Written problem: Determine the count of lines holding "drugs" and give that count alone.

Input records:
>> START
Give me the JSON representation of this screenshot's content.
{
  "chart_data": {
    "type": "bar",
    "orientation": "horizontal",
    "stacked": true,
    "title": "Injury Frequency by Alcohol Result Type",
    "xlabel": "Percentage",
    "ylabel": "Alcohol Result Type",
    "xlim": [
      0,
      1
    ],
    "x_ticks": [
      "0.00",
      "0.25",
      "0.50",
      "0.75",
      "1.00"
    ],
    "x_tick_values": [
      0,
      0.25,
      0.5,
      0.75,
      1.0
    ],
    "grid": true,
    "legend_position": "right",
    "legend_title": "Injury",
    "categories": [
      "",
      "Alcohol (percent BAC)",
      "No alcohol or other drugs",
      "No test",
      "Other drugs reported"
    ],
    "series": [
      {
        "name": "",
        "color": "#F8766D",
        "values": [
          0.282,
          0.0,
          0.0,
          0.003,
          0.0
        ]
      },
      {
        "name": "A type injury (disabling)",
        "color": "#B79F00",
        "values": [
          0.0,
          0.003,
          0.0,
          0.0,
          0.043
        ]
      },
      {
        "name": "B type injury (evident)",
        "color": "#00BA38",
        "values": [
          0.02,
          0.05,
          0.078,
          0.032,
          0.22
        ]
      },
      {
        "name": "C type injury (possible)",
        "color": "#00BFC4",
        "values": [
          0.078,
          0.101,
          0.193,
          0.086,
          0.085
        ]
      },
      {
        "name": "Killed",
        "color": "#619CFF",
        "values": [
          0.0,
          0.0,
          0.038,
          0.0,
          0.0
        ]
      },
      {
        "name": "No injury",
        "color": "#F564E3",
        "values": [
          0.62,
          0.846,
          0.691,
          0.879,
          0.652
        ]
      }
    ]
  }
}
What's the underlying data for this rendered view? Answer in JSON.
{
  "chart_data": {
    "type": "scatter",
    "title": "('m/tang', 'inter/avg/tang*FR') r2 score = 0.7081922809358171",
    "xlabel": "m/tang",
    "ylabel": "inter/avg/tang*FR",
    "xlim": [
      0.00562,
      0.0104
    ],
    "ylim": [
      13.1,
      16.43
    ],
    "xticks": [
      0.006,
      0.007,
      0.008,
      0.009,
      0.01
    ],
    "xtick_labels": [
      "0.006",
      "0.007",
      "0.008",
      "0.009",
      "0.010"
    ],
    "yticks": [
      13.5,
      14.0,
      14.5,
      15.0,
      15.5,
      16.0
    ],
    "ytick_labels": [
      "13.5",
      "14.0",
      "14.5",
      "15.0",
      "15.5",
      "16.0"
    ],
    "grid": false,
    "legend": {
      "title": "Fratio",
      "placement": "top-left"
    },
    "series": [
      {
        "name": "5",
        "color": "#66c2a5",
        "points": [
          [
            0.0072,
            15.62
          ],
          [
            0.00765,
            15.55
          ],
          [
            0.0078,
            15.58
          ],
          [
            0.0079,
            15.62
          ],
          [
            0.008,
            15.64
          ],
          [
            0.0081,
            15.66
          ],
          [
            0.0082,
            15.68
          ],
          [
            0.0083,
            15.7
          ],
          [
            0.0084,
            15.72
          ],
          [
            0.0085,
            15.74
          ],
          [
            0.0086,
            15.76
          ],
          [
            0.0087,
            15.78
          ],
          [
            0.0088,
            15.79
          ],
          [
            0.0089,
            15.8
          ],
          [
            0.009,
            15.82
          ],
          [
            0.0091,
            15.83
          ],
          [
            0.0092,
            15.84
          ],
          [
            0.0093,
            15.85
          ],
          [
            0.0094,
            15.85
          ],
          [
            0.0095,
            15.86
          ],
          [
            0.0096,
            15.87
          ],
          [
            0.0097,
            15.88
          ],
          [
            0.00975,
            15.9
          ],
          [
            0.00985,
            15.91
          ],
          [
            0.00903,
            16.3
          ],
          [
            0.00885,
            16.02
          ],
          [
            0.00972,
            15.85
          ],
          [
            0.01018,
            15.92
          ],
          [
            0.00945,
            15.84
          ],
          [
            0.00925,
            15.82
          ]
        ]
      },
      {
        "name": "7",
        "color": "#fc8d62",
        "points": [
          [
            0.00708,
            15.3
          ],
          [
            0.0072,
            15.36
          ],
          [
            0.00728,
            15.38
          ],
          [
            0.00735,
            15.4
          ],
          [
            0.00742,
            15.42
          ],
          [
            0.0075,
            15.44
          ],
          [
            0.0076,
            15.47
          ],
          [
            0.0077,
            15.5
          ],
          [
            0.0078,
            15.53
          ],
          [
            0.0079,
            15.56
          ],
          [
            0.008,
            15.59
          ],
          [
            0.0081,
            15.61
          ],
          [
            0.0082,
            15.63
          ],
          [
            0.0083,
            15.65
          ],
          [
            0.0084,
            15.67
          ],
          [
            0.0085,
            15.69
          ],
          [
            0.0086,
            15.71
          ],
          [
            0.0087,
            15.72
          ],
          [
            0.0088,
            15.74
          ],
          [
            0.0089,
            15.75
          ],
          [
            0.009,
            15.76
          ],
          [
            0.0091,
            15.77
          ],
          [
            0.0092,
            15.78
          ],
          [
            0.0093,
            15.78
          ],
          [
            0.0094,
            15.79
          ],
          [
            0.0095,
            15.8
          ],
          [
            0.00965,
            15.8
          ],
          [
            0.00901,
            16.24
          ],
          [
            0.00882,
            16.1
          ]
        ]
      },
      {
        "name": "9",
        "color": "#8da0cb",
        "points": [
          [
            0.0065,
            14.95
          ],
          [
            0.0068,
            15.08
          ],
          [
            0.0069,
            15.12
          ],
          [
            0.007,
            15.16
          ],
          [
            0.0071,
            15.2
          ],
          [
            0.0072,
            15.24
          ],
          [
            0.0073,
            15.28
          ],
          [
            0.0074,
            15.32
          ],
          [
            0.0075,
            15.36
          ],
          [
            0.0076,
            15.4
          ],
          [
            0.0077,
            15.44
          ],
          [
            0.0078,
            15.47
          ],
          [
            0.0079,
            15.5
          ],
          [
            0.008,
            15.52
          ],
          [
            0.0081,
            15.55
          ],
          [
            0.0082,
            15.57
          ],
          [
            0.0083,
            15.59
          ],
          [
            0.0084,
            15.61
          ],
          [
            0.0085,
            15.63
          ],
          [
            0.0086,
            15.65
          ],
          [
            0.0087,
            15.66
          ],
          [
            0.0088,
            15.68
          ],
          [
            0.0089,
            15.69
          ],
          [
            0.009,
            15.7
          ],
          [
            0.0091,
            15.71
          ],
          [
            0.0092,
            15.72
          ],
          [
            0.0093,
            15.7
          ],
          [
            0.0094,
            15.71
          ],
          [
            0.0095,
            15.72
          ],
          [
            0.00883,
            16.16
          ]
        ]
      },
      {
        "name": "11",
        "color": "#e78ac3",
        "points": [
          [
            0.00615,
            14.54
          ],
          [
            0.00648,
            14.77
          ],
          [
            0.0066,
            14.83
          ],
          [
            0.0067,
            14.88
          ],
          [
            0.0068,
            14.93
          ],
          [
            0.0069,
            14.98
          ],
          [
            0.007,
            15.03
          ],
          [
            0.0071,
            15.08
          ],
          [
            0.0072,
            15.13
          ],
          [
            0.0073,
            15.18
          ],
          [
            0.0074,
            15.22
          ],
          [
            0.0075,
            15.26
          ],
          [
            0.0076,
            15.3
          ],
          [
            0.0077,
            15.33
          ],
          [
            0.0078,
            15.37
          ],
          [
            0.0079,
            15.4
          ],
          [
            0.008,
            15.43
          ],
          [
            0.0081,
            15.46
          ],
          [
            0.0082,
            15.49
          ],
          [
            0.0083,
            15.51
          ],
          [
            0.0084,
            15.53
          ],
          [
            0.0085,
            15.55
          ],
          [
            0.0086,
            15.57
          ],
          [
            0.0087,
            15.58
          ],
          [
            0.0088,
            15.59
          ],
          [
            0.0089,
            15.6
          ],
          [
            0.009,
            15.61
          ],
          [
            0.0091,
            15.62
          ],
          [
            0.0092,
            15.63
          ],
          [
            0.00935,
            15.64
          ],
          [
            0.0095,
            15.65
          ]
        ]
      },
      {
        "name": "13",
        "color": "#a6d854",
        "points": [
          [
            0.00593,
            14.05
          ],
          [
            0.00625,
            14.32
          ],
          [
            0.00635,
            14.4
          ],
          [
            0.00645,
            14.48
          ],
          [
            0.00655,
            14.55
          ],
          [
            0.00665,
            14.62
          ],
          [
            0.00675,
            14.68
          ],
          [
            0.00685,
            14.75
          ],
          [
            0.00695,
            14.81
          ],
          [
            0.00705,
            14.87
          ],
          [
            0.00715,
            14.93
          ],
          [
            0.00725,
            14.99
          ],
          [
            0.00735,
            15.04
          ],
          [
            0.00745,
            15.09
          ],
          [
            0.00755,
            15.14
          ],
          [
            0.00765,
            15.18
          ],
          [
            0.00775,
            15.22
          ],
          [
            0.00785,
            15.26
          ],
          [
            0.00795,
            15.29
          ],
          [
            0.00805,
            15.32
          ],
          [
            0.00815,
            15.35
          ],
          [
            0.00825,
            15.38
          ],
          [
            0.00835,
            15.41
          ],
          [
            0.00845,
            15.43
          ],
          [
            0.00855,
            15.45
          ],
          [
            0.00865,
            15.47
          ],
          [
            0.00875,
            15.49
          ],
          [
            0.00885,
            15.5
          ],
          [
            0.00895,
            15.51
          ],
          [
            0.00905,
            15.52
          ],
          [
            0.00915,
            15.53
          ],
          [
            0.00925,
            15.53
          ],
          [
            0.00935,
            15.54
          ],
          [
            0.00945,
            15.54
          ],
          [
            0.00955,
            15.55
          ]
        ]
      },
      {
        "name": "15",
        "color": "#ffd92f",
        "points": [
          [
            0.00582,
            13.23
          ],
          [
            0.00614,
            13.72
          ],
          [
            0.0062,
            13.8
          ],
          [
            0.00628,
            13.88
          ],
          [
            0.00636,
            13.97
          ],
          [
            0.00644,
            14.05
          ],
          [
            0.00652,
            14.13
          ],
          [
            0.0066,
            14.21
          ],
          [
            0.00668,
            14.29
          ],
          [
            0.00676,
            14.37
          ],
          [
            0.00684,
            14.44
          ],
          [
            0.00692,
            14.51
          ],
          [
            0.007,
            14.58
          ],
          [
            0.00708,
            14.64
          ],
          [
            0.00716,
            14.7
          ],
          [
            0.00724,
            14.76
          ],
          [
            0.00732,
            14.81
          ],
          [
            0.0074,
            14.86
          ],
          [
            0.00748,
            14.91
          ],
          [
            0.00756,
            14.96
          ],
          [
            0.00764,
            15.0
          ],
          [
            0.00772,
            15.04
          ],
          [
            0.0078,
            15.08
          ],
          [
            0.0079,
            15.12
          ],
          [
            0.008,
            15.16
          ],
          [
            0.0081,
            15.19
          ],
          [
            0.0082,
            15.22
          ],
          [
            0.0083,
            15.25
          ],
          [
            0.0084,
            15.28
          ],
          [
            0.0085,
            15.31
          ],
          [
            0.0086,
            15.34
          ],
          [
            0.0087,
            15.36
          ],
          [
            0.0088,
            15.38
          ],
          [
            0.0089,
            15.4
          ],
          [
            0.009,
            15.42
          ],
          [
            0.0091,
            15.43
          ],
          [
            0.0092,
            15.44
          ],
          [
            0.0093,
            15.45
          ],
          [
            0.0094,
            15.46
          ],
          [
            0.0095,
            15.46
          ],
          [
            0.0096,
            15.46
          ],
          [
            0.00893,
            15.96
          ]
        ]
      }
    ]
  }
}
>> END
Response below: 2